TASK
Give the listing again character for character, but drop the images.

EXTRACTED RECORDS
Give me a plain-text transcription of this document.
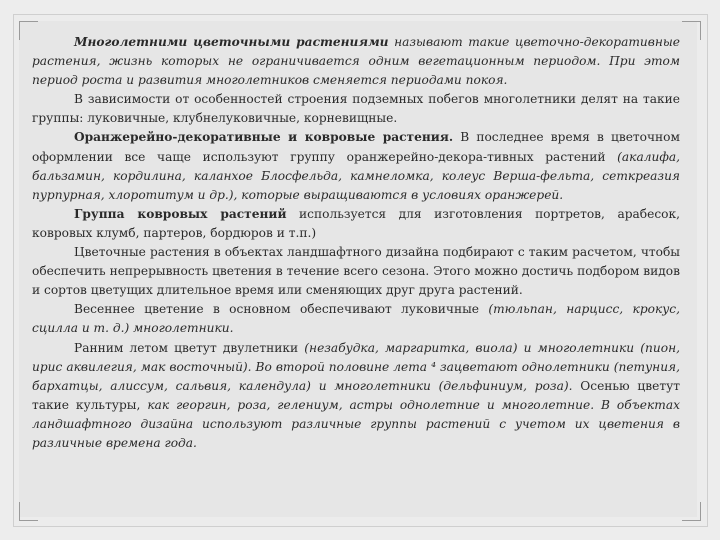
Многолетними цветочными растениями называют такие цветочно-декоративные растения, жизнь которых не ограничивается одним вегетационным периодом. При этом период роста и развития многолетников сменяется периодами покоя.

В зависимости от особенностей строения подземных побегов многолетники делят на такие группы: луковичные, клубнелуковичные, корневищные.

Оранжерейно-декоративные и ковровые растения. В последнее время в цветочном оформлении все чаще используют группу оранжерейно-декора-тивных растений (акалифа, бальзамин, кордилина, каланхое Блосфельда, камнеломка, колеус Верша-фельта, сеткреазия пурпурная, хлоротитум и др.), которые выращиваются в условиях оранжерей.

Группа ковровых растений используется для изготовления портретов, арабесок, ковровых клумб, партеров, бордюров и т.п.)

Цветочные растения в объектах ландшафтного дизайна подбирают с таким расчетом, чтобы обеспечить непрерывность цветения в течение всего сезона. Этого можно достичь подбором видов и сортов цветущих длительное время или сменяющих друг друга растений.

Весеннее цветение в основном обеспечивают луковичные (тюльпан, нарцисс, крокус, сцилла и т. д.) многолетники.

Ранним летом цветут двулетники (незабудка, маргаритка, виола) и многолетники (пион, ирис аквилегия, мак восточный). Во второй половине лета ⁴ зацветают однолетники (петуния, бархатцы, алиссум, сальвия, календула) и многолетники (дельфиниум, роза). Осенью цветут такие культуры, как георгин, роза, гелениум, астры однолетние и многолетние. В объектах ландшафтного дизайна используют различные группы растений с учетом их цветения в различные времена года.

EXERCISE RESULT
Give me a plain-text transcription of this document.
Многолетними цветочными растениями называют такие цветочно-декоративные растения, жизнь которых не ограничивается одним вегетационным периодом. При этом период роста и развития многолетников сменяется периодами покоя.

В зависимости от особенностей строения подземных побегов многолетники делят на такие группы: луковичные, клубнелуковичные, корневищные.

Оранжерейно-декоративные и ковровые растения. В последнее время в цветочном оформлении все чаще используют группу оранжерейно-декора-тивных растений (акалифа, бальзамин, кордилина, каланхое Блосфельда, камнеломка, колеус Верша-фельта, сеткреазия пурпурная, хлоротитум и др.), которые выращиваются в условиях оранжерей.

Группа ковровых растений используется для изготовления портретов, арабесок, ковровых клумб, партеров, бордюров и т.п.)

Цветочные растения в объектах ландшафтного дизайна подбирают с таким расчетом, чтобы обеспечить непрерывность цветения в течение всего сезона. Этого можно достичь подбором видов и сортов цветущих длительное время или сменяющих друг друга растений.

Весеннее цветение в основном обеспечивают луковичные (тюльпан, нарцисс, крокус, сцилла и т. д.) многолетники.

Ранним летом цветут двулетники (незабудка, маргаритка, виола) и многолетники (пион, ирис аквилегия, мак восточный). Во второй половине лета ⁴ зацветают однолетники (петуния, бархатцы, алиссум, сальвия, календула) и многолетники (дельфиниум, роза). Осенью цветут такие культуры, как георгин, роза, гелениум, астры однолетние и многолетние. В объектах ландшафтного дизайна используют различные группы растений с учетом их цветения в различные времена года.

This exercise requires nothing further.